WHAT THE TASK REQUIRES: Omit all images. Write out the rest of the material exactly.
··· DATA EXCERPTS
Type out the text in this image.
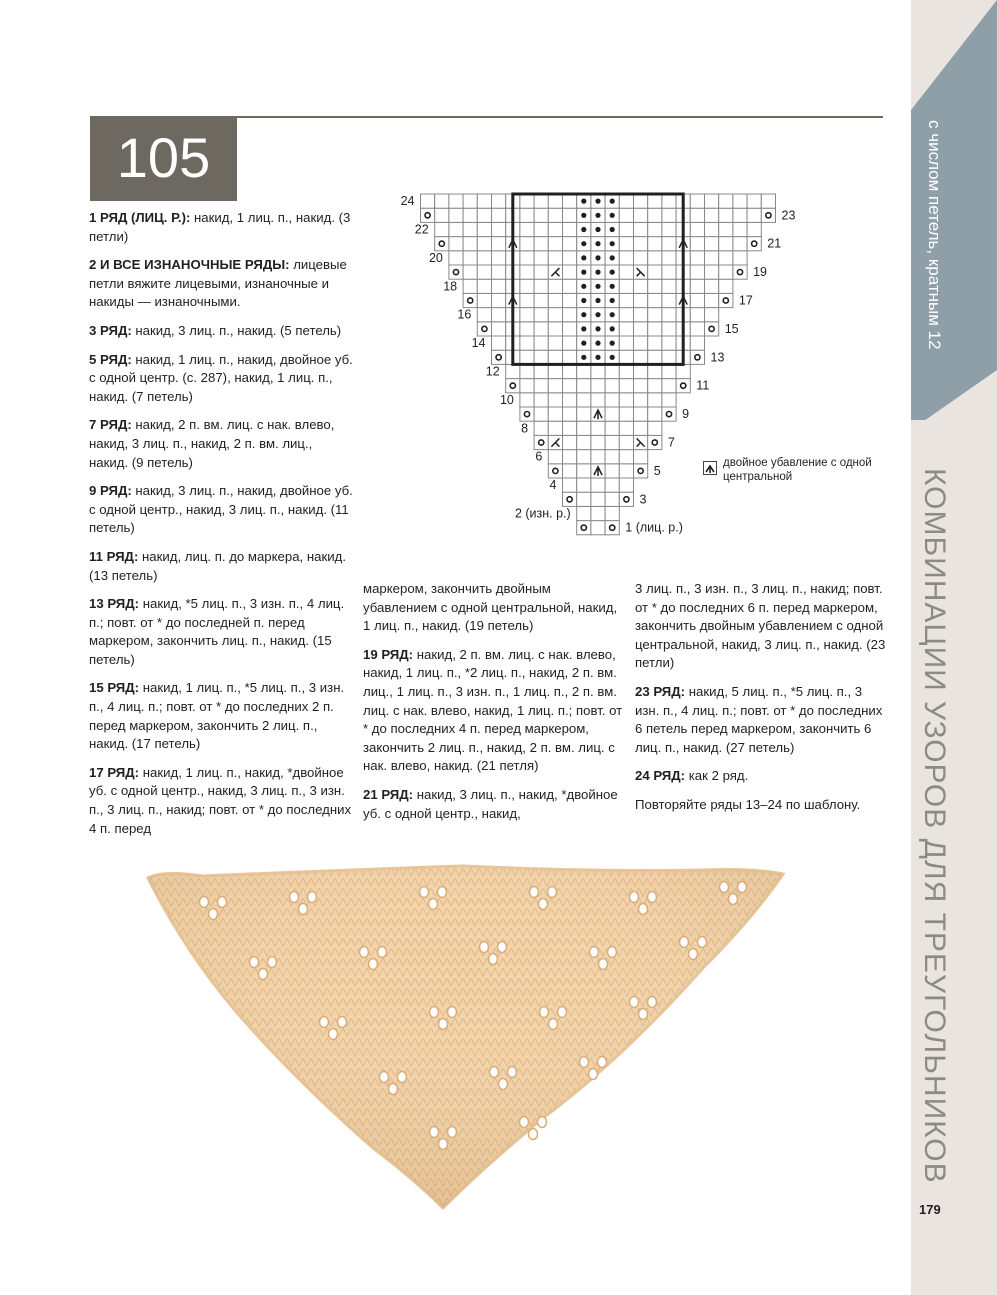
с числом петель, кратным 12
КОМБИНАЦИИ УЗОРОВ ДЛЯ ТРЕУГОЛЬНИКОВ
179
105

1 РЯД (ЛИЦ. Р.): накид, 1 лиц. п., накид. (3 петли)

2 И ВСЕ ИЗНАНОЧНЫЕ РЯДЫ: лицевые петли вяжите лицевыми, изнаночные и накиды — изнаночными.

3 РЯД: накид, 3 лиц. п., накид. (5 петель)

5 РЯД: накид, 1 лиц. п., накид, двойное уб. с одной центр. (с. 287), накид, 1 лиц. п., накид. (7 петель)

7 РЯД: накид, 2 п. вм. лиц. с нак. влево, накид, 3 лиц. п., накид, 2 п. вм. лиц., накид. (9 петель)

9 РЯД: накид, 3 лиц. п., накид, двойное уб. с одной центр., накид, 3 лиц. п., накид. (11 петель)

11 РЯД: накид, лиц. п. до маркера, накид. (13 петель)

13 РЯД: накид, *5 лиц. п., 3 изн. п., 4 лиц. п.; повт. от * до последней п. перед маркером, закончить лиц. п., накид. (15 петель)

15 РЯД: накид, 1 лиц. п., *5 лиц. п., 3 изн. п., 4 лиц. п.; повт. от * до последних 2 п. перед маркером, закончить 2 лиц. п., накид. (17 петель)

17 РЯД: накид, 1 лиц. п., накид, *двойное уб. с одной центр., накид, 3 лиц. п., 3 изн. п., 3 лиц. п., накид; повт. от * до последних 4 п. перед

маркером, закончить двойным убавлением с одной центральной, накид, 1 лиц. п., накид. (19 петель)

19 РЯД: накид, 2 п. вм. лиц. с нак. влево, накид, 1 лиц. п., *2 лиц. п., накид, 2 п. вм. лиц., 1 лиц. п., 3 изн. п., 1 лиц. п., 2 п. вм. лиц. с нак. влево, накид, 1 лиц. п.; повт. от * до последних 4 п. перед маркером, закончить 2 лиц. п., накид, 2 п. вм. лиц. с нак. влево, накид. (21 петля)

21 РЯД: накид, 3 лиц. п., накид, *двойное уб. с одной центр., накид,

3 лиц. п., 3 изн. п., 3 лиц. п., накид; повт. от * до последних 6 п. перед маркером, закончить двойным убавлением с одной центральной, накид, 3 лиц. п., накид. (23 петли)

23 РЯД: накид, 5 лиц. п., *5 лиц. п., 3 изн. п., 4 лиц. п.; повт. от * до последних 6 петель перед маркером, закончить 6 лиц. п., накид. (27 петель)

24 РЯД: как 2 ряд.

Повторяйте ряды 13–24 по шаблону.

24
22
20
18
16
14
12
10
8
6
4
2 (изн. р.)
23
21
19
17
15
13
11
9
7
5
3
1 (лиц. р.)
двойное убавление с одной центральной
······
ANSWER TO THIS PROBLEM:
Type out the text in this image.
с числом петель, кратным 12
КОМБИНАЦИИ УЗОРОВ ДЛЯ ТРЕУГОЛЬНИКОВ
179
105

1 РЯД (ЛИЦ. Р.): накид, 1 лиц. п., накид. (3 петли)

2 И ВСЕ ИЗНАНОЧНЫЕ РЯДЫ: лицевые петли вяжите лицевыми, изнаночные и накиды — изнаночными.

3 РЯД: накид, 3 лиц. п., накид. (5 петель)

5 РЯД: накид, 1 лиц. п., накид, двойное уб. с одной центр. (с. 287), накид, 1 лиц. п., накид. (7 петель)

7 РЯД: накид, 2 п. вм. лиц. с нак. влево, накид, 3 лиц. п., накид, 2 п. вм. лиц., накид. (9 петель)

9 РЯД: накид, 3 лиц. п., накид, двойное уб. с одной центр., накид, 3 лиц. п., накид. (11 петель)

11 РЯД: накид, лиц. п. до маркера, накид. (13 петель)

13 РЯД: накид, *5 лиц. п., 3 изн. п., 4 лиц. п.; повт. от * до последней п. перед маркером, закончить лиц. п., накид. (15 петель)

15 РЯД: накид, 1 лиц. п., *5 лиц. п., 3 изн. п., 4 лиц. п.; повт. от * до последних 2 п. перед маркером, закончить 2 лиц. п., накид. (17 петель)

17 РЯД: накид, 1 лиц. п., накид, *двойное уб. с одной центр., накид, 3 лиц. п., 3 изн. п., 3 лиц. п., накид; повт. от * до последних 4 п. перед

маркером, закончить двойным убавлением с одной центральной, накид, 1 лиц. п., накид. (19 петель)

19 РЯД: накид, 2 п. вм. лиц. с нак. влево, накид, 1 лиц. п., *2 лиц. п., накид, 2 п. вм. лиц., 1 лиц. п., 3 изн. п., 1 лиц. п., 2 п. вм. лиц. с нак. влево, накид, 1 лиц. п.; повт. от * до последних 4 п. перед маркером, закончить 2 лиц. п., накид, 2 п. вм. лиц. с нак. влево, накид. (21 петля)

21 РЯД: накид, 3 лиц. п., накид, *двойное уб. с одной центр., накид,

3 лиц. п., 3 изн. п., 3 лиц. п., накид; повт. от * до последних 6 п. перед маркером, закончить двойным убавлением с одной центральной, накид, 3 лиц. п., накид. (23 петли)

23 РЯД: накид, 5 лиц. п., *5 лиц. п., 3 изн. п., 4 лиц. п.; повт. от * до последних 6 петель перед маркером, закончить 6 лиц. п., накид. (27 петель)

24 РЯД: как 2 ряд.

Повторяйте ряды 13–24 по шаблону.

24
22
20
18
16
14
12
10
8
6
4
2 (изн. р.)
23
21
19
17
15
13
11
9
7
5
3
1 (лиц. р.)
двойное убавление с одной центральной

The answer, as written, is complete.